- Task statement -
Provide the count of lines that hold "second" and no other output.

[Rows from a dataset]
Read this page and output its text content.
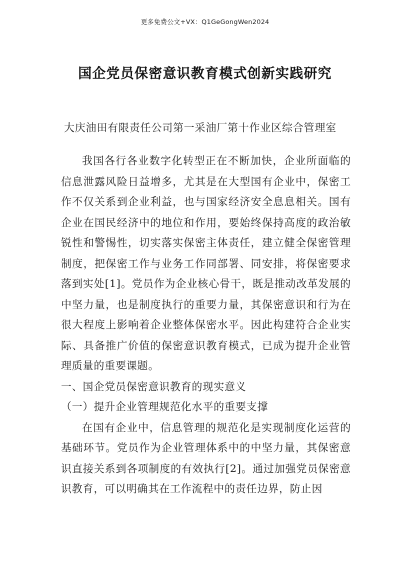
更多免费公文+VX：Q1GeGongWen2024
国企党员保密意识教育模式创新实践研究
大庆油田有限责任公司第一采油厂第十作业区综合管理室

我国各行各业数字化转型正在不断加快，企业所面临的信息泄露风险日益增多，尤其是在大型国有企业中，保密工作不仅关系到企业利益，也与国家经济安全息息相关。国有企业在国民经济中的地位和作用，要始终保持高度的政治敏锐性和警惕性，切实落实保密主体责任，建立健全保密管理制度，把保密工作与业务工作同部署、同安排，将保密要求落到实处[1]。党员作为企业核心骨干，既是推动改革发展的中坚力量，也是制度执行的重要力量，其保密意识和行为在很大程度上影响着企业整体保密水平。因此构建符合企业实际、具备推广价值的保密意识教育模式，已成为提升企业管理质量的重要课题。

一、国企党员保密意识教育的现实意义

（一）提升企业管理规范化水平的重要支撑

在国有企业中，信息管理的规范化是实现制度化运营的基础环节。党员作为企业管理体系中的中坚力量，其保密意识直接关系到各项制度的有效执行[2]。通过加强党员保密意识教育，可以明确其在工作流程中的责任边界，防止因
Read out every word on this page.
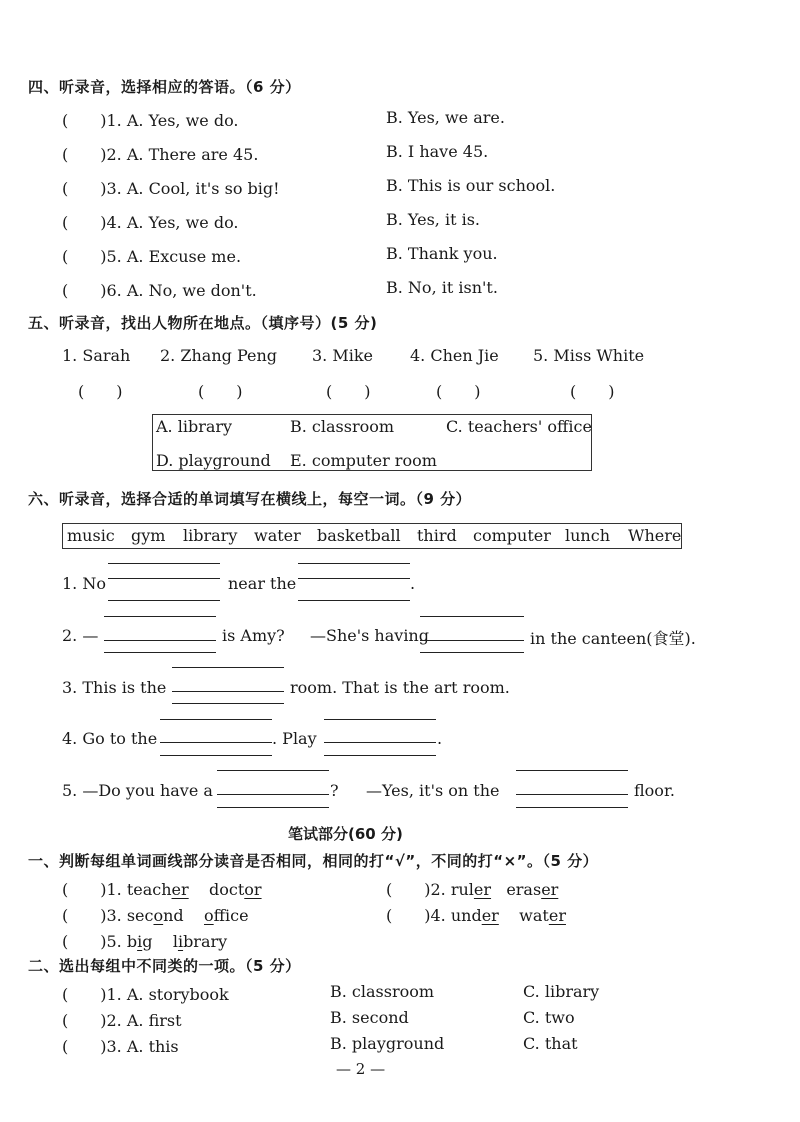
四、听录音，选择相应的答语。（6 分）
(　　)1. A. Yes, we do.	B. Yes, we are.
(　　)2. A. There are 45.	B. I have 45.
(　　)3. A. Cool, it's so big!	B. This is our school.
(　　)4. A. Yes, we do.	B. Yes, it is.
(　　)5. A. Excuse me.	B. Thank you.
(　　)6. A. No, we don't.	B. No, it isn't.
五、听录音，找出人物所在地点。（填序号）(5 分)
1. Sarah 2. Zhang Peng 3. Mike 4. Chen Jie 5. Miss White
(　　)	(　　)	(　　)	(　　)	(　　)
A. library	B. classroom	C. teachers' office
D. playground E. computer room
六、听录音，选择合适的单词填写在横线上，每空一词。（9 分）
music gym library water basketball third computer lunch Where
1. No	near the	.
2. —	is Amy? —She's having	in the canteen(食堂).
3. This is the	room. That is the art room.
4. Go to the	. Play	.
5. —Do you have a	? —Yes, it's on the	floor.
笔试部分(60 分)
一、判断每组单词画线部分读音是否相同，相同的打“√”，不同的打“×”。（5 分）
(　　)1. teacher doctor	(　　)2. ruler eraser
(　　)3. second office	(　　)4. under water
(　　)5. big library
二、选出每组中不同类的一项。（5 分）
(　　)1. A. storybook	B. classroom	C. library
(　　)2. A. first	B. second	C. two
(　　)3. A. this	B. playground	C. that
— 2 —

* * *

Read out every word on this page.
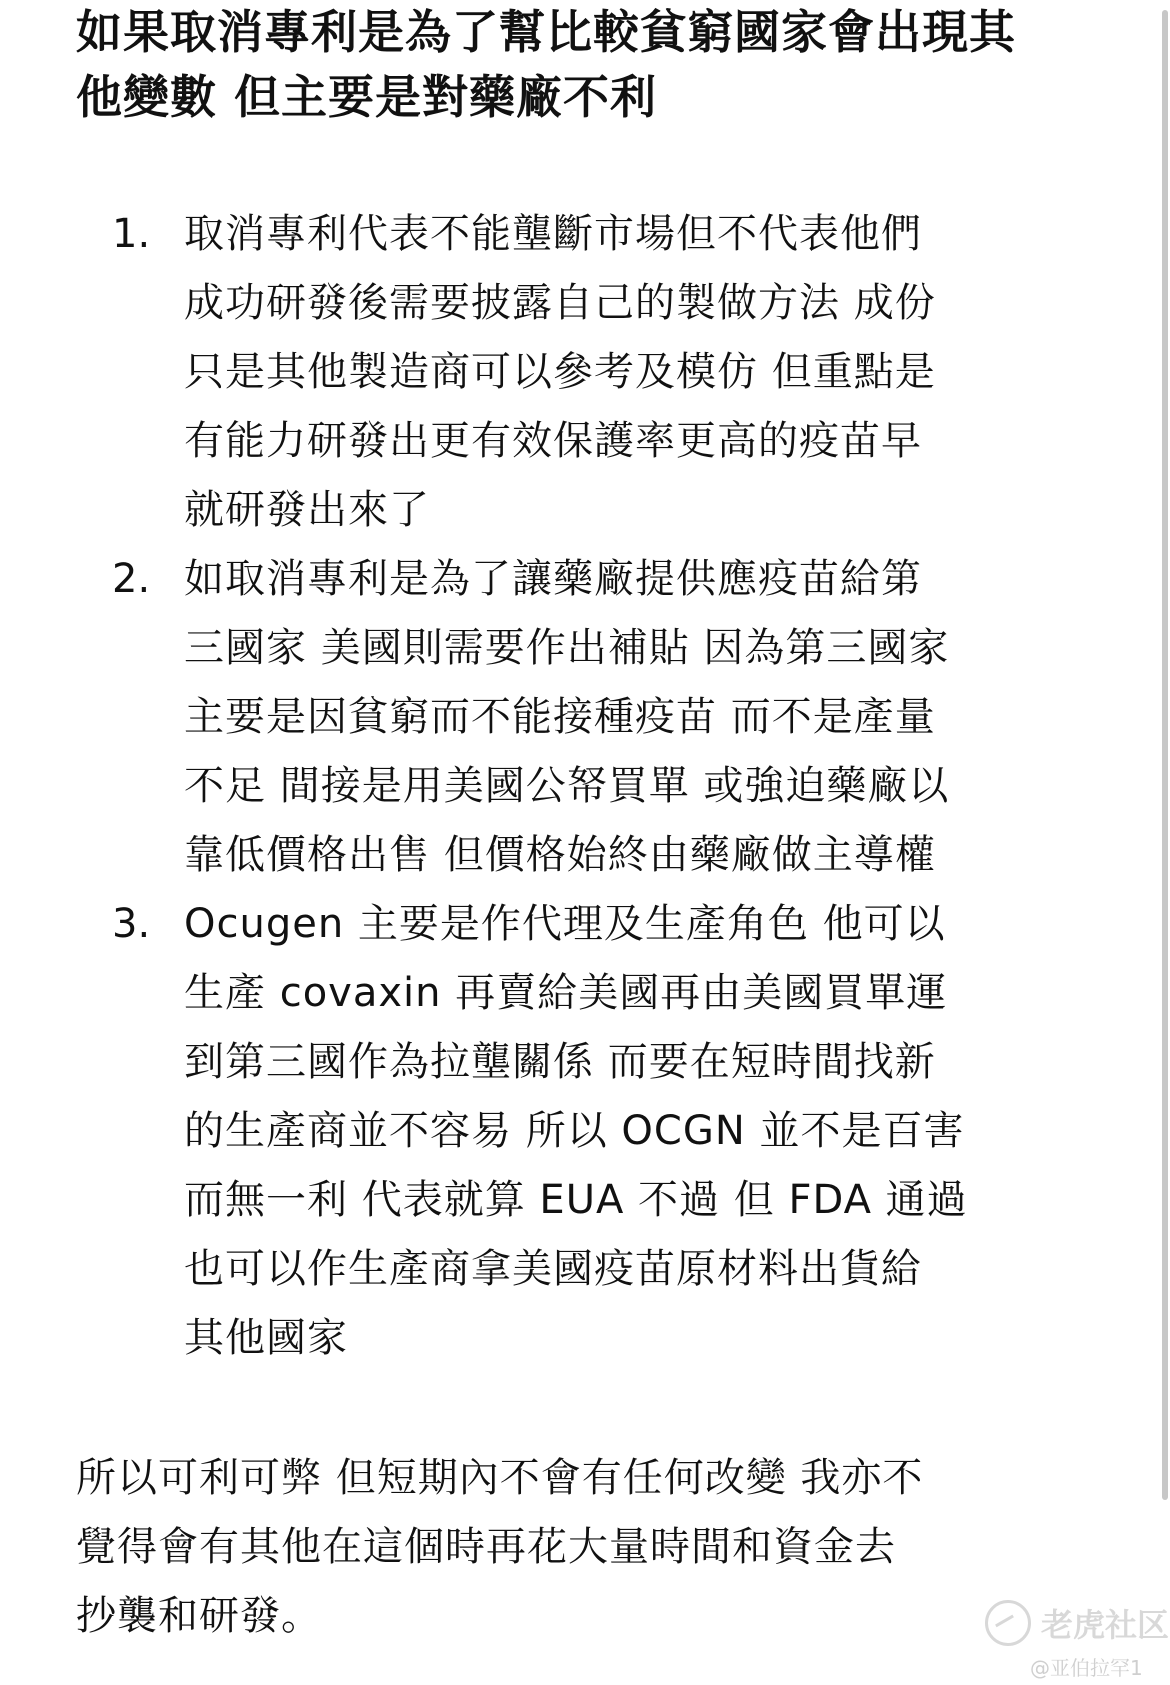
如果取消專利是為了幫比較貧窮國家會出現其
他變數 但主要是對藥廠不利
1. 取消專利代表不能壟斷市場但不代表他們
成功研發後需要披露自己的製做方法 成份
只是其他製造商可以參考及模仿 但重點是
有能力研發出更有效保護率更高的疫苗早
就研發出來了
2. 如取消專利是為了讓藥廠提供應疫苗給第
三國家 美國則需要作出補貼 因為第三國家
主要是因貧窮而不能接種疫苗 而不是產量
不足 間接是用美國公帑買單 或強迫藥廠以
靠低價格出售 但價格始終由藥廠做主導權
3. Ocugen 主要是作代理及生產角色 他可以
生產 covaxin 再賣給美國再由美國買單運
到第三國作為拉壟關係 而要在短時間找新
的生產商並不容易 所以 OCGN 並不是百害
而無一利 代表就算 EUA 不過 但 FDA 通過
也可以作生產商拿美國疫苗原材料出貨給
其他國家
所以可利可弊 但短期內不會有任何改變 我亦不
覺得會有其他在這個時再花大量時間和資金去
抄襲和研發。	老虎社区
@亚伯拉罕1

- Output for this exercise -
2